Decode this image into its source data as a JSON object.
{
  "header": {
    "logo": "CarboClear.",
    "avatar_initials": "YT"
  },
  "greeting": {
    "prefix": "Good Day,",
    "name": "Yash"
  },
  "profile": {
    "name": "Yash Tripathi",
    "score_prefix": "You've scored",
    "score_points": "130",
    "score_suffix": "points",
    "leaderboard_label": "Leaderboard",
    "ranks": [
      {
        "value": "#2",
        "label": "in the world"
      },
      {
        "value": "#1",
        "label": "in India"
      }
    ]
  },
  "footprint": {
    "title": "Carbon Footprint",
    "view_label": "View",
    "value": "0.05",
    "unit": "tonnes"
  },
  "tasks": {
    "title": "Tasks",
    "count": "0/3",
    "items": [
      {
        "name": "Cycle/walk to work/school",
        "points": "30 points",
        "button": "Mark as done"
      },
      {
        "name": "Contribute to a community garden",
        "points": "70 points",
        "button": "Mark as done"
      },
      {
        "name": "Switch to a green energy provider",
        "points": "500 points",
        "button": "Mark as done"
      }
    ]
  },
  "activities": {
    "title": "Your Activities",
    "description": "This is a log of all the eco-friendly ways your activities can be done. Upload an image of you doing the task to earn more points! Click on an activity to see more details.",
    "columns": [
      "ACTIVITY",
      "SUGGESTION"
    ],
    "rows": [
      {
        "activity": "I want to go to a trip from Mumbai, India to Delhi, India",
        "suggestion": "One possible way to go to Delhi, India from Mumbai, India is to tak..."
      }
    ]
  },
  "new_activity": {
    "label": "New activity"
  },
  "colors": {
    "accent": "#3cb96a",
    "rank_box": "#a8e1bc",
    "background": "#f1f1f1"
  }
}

◆ ◆ ◆ ◆ ◆

--- Instruction ---
Identify all lines in the records above with the word "image".

--- Written reply ---
Decode this image into its source data as a JSON object.
    "description": "This is a log of all the eco-friendly ways your activities can be done. Upload an image of you doing the task to earn more points! Click on an activity to see more details.",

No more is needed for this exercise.